▸ TRY IT: Return the full listing, keeping every line exactly as it is.

#####

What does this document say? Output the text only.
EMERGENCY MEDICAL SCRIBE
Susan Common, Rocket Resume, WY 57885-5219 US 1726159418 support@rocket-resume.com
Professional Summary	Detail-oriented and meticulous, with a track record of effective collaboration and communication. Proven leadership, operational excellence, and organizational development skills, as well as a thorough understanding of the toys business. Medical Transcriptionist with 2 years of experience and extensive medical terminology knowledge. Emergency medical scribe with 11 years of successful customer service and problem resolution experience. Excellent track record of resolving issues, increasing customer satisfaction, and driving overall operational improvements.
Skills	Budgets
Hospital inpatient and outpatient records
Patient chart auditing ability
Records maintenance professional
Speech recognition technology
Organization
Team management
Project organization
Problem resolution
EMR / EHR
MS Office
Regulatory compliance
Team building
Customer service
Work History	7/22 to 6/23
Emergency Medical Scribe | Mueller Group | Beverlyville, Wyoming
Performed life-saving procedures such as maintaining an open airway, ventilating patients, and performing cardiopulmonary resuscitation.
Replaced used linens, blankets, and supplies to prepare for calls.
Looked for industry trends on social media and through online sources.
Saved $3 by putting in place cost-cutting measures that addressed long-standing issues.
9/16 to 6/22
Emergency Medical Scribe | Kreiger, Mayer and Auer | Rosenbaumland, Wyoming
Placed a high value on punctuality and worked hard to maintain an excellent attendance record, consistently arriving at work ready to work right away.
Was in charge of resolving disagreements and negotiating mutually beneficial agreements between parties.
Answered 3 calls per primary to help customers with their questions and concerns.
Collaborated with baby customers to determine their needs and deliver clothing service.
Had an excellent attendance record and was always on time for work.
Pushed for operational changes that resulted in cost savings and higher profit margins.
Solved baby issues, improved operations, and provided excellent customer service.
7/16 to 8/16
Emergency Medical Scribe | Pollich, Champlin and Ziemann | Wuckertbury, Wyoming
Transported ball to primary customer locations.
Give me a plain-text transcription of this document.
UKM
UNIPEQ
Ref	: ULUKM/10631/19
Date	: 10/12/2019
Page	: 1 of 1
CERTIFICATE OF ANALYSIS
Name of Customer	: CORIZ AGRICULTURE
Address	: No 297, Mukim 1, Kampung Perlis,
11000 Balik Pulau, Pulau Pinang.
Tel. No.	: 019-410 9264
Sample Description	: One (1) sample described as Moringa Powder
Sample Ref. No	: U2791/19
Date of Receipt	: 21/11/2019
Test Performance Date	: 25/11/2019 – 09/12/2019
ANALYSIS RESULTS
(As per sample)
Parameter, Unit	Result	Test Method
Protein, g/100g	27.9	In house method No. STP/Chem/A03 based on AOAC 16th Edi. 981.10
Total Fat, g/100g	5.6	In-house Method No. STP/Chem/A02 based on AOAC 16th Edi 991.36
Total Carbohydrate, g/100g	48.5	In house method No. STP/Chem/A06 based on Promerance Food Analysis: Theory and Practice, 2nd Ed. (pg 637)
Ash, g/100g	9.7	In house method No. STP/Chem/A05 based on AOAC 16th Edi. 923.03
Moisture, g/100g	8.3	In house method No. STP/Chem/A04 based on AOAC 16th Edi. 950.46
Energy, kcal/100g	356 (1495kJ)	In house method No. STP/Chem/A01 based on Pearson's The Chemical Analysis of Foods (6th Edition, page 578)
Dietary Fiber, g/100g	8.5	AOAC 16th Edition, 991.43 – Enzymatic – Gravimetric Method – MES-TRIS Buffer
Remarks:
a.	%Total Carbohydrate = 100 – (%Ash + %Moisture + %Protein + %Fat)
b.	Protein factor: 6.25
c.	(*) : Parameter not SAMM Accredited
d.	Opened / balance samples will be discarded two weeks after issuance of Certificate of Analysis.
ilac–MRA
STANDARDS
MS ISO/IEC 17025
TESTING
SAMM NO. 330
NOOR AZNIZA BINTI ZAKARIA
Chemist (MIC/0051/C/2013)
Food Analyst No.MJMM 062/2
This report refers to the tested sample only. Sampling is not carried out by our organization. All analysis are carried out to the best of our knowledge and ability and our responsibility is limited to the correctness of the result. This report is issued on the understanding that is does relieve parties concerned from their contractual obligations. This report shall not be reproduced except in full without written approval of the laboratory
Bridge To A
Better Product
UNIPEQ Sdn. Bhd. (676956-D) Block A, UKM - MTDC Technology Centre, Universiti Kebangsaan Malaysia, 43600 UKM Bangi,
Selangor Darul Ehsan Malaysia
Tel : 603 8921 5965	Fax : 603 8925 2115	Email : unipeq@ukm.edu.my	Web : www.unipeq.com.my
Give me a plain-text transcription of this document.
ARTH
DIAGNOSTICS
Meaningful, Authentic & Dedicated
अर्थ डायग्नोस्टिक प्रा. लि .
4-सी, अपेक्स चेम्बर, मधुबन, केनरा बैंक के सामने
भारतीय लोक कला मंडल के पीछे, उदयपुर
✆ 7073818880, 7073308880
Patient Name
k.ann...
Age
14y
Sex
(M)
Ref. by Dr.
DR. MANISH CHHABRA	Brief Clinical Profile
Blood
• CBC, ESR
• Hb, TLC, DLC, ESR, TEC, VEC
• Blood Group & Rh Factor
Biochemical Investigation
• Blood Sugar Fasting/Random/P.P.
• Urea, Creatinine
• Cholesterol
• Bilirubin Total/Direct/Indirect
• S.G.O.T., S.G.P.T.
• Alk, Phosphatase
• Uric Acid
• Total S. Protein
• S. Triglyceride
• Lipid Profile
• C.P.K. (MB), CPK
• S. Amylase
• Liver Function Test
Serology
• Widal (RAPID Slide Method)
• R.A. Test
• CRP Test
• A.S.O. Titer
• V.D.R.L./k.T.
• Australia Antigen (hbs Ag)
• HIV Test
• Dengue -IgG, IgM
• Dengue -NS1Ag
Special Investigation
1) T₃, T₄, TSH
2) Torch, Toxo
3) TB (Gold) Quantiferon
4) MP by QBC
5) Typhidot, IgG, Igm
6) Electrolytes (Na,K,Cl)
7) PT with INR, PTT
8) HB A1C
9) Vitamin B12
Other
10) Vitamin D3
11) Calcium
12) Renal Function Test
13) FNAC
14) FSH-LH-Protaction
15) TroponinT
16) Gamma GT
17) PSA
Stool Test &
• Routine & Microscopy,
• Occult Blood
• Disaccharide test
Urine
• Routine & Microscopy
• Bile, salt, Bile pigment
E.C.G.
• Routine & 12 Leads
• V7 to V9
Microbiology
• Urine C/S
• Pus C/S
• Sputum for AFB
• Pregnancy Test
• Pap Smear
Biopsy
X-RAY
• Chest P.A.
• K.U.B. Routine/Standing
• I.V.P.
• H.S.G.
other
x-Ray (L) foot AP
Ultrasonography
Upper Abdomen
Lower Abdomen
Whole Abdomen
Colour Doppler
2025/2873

#####

▸ RESULT BELOW:
What does this document say? Output the text only.
EMERGENCY MEDICAL SCRIBE
Susan Common, Rocket Resume, WY 57885-5219 US 1726159418 support@rocket-resume.com
Professional Summary	Detail-oriented and meticulous, with a track record of effective collaboration and communication. Proven leadership, operational excellence, and organizational development skills, as well as a thorough understanding of the toys business. Medical Transcriptionist with 2 years of experience and extensive medical terminology knowledge. Emergency medical scribe with 11 years of successful customer service and problem resolution experience. Excellent track record of resolving issues, increasing customer satisfaction, and driving overall operational improvements.
Skills	Budgets
Hospital inpatient and outpatient records
Patient chart auditing ability
Records maintenance professional
Speech recognition technology
Organization
Team management
Project organization
Problem resolution
EMR / EHR
MS Office
Regulatory compliance
Team building
Customer service
Work History	7/22 to 6/23
Emergency Medical Scribe | Mueller Group | Beverlyville, Wyoming
Performed life-saving procedures such as maintaining an open airway, ventilating patients, and performing cardiopulmonary resuscitation.
Replaced used linens, blankets, and supplies to prepare for calls.
Looked for industry trends on social media and through online sources.
Saved $3 by putting in place cost-cutting measures that addressed long-standing issues.
9/16 to 6/22
Emergency Medical Scribe | Kreiger, Mayer and Auer | Rosenbaumland, Wyoming
Placed a high value on punctuality and worked hard to maintain an excellent attendance record, consistently arriving at work ready to work right away.
Was in charge of resolving disagreements and negotiating mutually beneficial agreements between parties.
Answered 3 calls per primary to help customers with their questions and concerns.
Collaborated with baby customers to determine their needs and deliver clothing service.
Had an excellent attendance record and was always on time for work.
Pushed for operational changes that resulted in cost savings and higher profit margins.
Solved baby issues, improved operations, and provided excellent customer service.
7/16 to 8/16
Emergency Medical Scribe | Pollich, Champlin and Ziemann | Wuckertbury, Wyoming
Transported ball to primary customer locations.
Give me a plain-text transcription of this document.
UKM
UNIPEQ
Ref	: ULUKM/10631/19
Date	: 10/12/2019
Page	: 1 of 1
CERTIFICATE OF ANALYSIS
Name of Customer	: CORIZ AGRICULTURE
Address	: No 297, Mukim 1, Kampung Perlis,
11000 Balik Pulau, Pulau Pinang.
Tel. No.	: 019-410 9264
Sample Description	: One (1) sample described as Moringa Powder
Sample Ref. No	: U2791/19
Date of Receipt	: 21/11/2019
Test Performance Date	: 25/11/2019 – 09/12/2019
ANALYSIS RESULTS
(As per sample)
Parameter, Unit	Result	Test Method
Protein, g/100g	27.9	In house method No. STP/Chem/A03 based on AOAC 16th Edi. 981.10
Total Fat, g/100g	5.6	In-house Method No. STP/Chem/A02 based on AOAC 16th Edi 991.36
Total Carbohydrate, g/100g	48.5	In house method No. STP/Chem/A06 based on Promerance Food Analysis: Theory and Practice, 2nd Ed. (pg 637)
Ash, g/100g	9.7	In house method No. STP/Chem/A05 based on AOAC 16th Edi. 923.03
Moisture, g/100g	8.3	In house method No. STP/Chem/A04 based on AOAC 16th Edi. 950.46
Energy, kcal/100g	356 (1495kJ)	In house method No. STP/Chem/A01 based on Pearson's The Chemical Analysis of Foods (6th Edition, page 578)
Dietary Fiber, g/100g	8.5	AOAC 16th Edition, 991.43 – Enzymatic – Gravimetric Method – MES-TRIS Buffer
Remarks:
a.	%Total Carbohydrate = 100 – (%Ash + %Moisture + %Protein + %Fat)
b.	Protein factor: 6.25
c.	(*) : Parameter not SAMM Accredited
d.	Opened / balance samples will be discarded two weeks after issuance of Certificate of Analysis.
ilac–MRA
STANDARDS
MS ISO/IEC 17025
TESTING
SAMM NO. 330
NOOR AZNIZA BINTI ZAKARIA
Chemist (MIC/0051/C/2013)
Food Analyst No.MJMM 062/2
This report refers to the tested sample only. Sampling is not carried out by our organization. All analysis are carried out to the best of our knowledge and ability and our responsibility is limited to the correctness of the result. This report is issued on the understanding that is does relieve parties concerned from their contractual obligations. This report shall not be reproduced except in full without written approval of the laboratory
Bridge To A
Better Product
UNIPEQ Sdn. Bhd. (676956-D) Block A, UKM - MTDC Technology Centre, Universiti Kebangsaan Malaysia, 43600 UKM Bangi,
Selangor Darul Ehsan Malaysia
Tel : 603 8921 5965	Fax : 603 8925 2115	Email : unipeq@ukm.edu.my	Web : www.unipeq.com.my
Give me a plain-text transcription of this document.
ARTH
DIAGNOSTICS
Meaningful, Authentic & Dedicated
अर्थ डायग्नोस्टिक प्रा. लि .
4-सी, अपेक्स चेम्बर, मधुबन, केनरा बैंक के सामने
भारतीय लोक कला मंडल के पीछे, उदयपुर
✆ 7073818880, 7073308880
Patient Name
k.ann...
Age
14y
Sex
(M)
Ref. by Dr.
DR. MANISH CHHABRA	Brief Clinical Profile
Blood
• CBC, ESR
• Hb, TLC, DLC, ESR, TEC, VEC
• Blood Group & Rh Factor
Biochemical Investigation
• Blood Sugar Fasting/Random/P.P.
• Urea, Creatinine
• Cholesterol
• Bilirubin Total/Direct/Indirect
• S.G.O.T., S.G.P.T.
• Alk, Phosphatase
• Uric Acid
• Total S. Protein
• S. Triglyceride
• Lipid Profile
• C.P.K. (MB), CPK
• S. Amylase
• Liver Function Test
Serology
• Widal (RAPID Slide Method)
• R.A. Test
• CRP Test
• A.S.O. Titer
• V.D.R.L./k.T.
• Australia Antigen (hbs Ag)
• HIV Test
• Dengue -IgG, IgM
• Dengue -NS1Ag
Special Investigation
1) T₃, T₄, TSH
2) Torch, Toxo
3) TB (Gold) Quantiferon
4) MP by QBC
5) Typhidot, IgG, Igm
6) Electrolytes (Na,K,Cl)
7) PT with INR, PTT
8) HB A1C
9) Vitamin B12
Other
10) Vitamin D3
11) Calcium
12) Renal Function Test
13) FNAC
14) FSH-LH-Protaction
15) TroponinT
16) Gamma GT
17) PSA
Stool Test &
• Routine & Microscopy,
• Occult Blood
• Disaccharide test
Urine
• Routine & Microscopy
• Bile, salt, Bile pigment
E.C.G.
• Routine & 12 Leads
• V7 to V9
Microbiology
• Urine C/S
• Pus C/S
• Sputum for AFB
• Pregnancy Test
• Pap Smear
Biopsy
X-RAY
• Chest P.A.
• K.U.B. Routine/Standing
• I.V.P.
• H.S.G.
other
x-Ray (L) foot AP
Ultrasonography
Upper Abdomen
Lower Abdomen
Whole Abdomen
Colour Doppler
2025/2873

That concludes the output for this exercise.